(Dataset entries)
◆ ◆ ◆ ◆ ◆ ◆ ◆

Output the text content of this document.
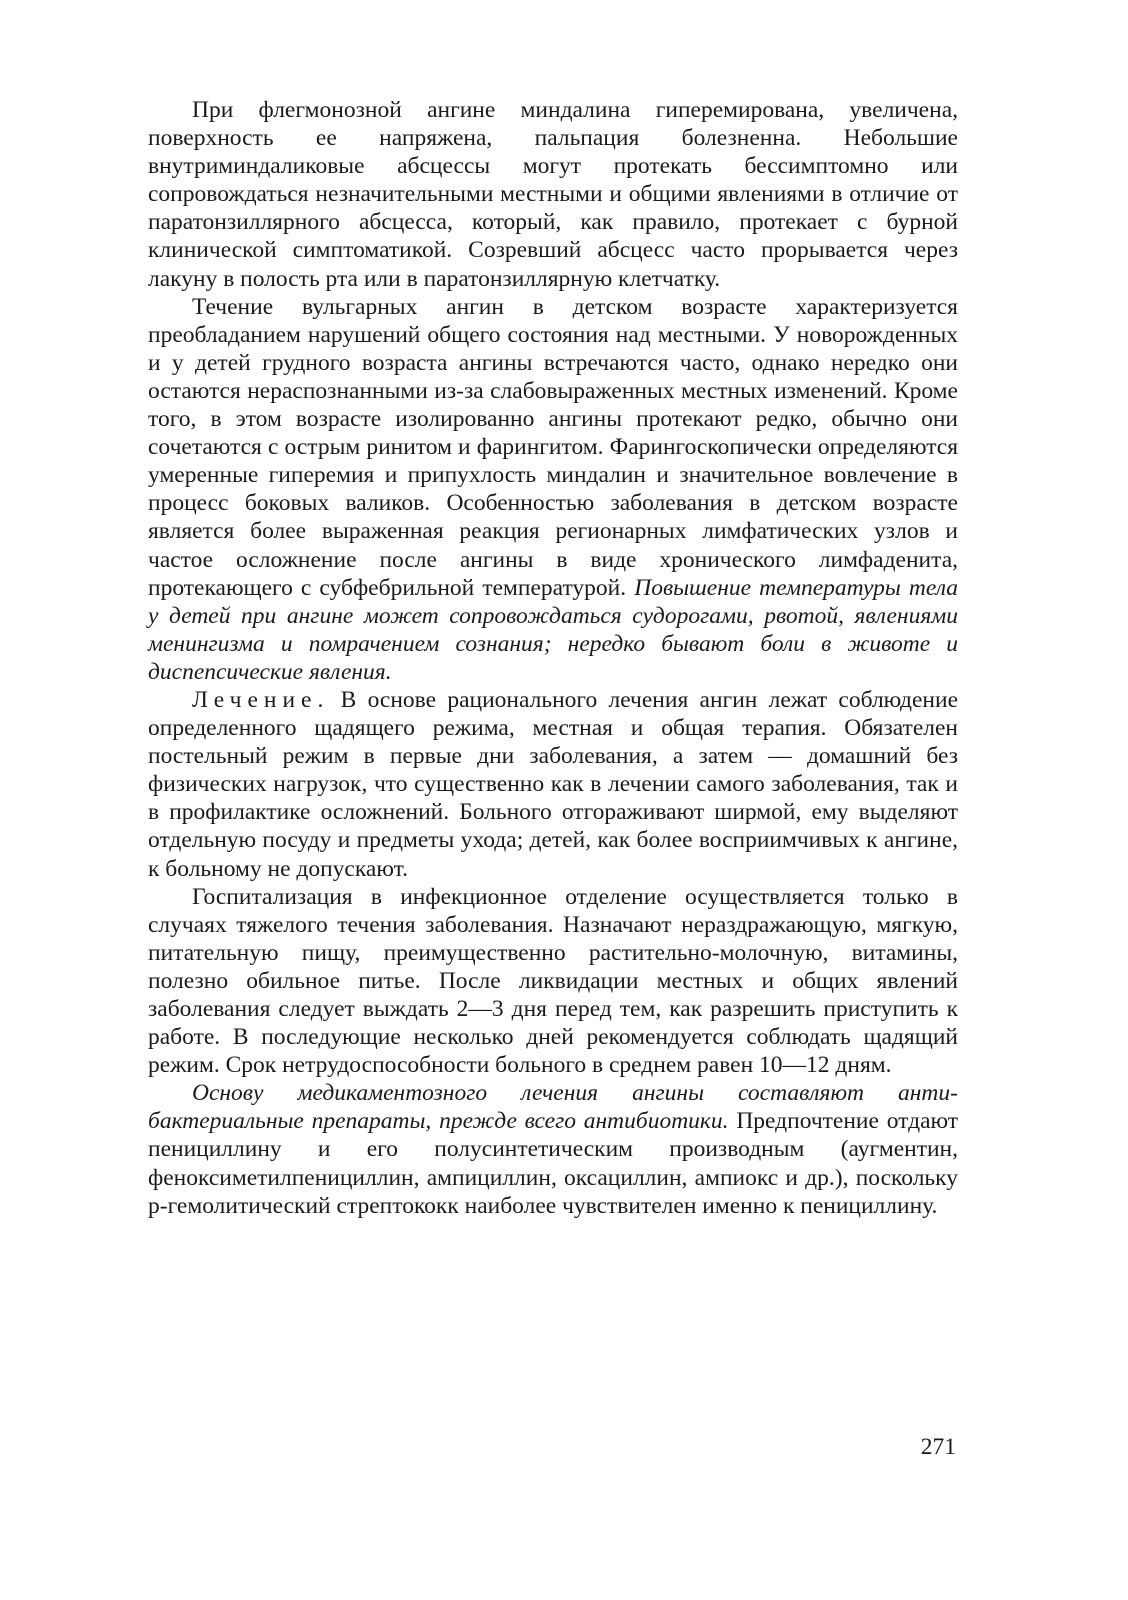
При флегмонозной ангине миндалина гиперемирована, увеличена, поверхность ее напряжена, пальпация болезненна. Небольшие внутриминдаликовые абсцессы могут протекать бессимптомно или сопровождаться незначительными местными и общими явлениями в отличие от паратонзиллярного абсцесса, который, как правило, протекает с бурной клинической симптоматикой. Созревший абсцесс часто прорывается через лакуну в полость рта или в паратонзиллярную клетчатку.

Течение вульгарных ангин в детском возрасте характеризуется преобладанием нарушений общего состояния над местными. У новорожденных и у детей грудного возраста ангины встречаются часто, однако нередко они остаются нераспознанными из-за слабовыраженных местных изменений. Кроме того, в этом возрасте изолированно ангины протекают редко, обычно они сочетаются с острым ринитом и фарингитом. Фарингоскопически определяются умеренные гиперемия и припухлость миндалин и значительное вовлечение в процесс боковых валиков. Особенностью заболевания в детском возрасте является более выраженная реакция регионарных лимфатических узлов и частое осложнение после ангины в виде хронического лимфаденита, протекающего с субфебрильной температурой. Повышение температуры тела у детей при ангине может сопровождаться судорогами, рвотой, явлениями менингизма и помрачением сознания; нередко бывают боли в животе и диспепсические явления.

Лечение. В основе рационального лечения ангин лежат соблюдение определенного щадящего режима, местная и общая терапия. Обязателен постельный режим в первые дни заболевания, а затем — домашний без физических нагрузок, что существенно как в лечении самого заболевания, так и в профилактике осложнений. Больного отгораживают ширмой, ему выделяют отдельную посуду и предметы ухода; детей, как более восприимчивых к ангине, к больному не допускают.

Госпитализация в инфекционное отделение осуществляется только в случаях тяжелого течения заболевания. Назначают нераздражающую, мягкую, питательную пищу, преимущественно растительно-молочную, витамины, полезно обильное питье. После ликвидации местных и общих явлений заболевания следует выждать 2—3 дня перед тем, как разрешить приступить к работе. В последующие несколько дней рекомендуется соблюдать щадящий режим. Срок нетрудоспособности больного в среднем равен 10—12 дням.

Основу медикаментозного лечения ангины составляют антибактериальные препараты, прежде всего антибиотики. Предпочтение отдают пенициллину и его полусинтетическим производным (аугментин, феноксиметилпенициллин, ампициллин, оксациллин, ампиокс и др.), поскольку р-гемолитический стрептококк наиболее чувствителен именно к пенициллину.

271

◆ ◆ ◆ ◆ ◆ ◆ ◆

## EXERCISE PROMPT
Copy everything in the records above except the pictures, exactly as written.

## SOLUTION TO THE EXERCISE
Output the text content of this document.
При флегмонозной ангине миндалина гиперемирована, увеличена, поверхность ее напряжена, пальпация болезненна. Небольшие внутриминдаликовые абсцессы могут протекать бессимптомно или сопровождаться незначительными местными и общими явлениями в отличие от паратонзиллярного абсцесса, который, как правило, протекает с бурной клинической симптоматикой. Созревший абсцесс часто прорывается через лакуну в полость рта или в паратонзиллярную клетчатку.

Течение вульгарных ангин в детском возрасте характеризуется преобладанием нарушений общего состояния над местными. У новорожденных и у детей грудного возраста ангины встречаются часто, однако нередко они остаются нераспознанными из-за слабовыраженных местных изменений. Кроме того, в этом возрасте изолированно ангины протекают редко, обычно они сочетаются с острым ринитом и фарингитом. Фарингоскопически определяются умеренные гиперемия и припухлость миндалин и значительное вовлечение в процесс боковых валиков. Особенностью заболевания в детском возрасте является более выраженная реакция регионарных лимфатических узлов и частое осложнение после ангины в виде хронического лимфаденита, протекающего с субфебрильной температурой. Повышение температуры тела у детей при ангине может сопровождаться судорогами, рвотой, явлениями менингизма и помрачением сознания; нередко бывают боли в животе и диспепсические явления.

Лечение. В основе рационального лечения ангин лежат соблюдение определенного щадящего режима, местная и общая терапия. Обязателен постельный режим в первые дни заболевания, а затем — домашний без физических нагрузок, что существенно как в лечении самого заболевания, так и в профилактике осложнений. Больного отгораживают ширмой, ему выделяют отдельную посуду и предметы ухода; детей, как более восприимчивых к ангине, к больному не допускают.

Госпитализация в инфекционное отделение осуществляется только в случаях тяжелого течения заболевания. Назначают нераздражающую, мягкую, питательную пищу, преимущественно растительно-молочную, витамины, полезно обильное питье. После ликвидации местных и общих явлений заболевания следует выждать 2—3 дня перед тем, как разрешить приступить к работе. В последующие несколько дней рекомендуется соблюдать щадящий режим. Срок нетрудоспособности больного в среднем равен 10—12 дням.

Основу медикаментозного лечения ангины составляют антибактериальные препараты, прежде всего антибиотики. Предпочтение отдают пенициллину и его полусинтетическим производным (аугментин, феноксиметилпенициллин, ампициллин, оксациллин, ампиокс и др.), поскольку р-гемолитический стрептококк наиболее чувствителен именно к пенициллину.

271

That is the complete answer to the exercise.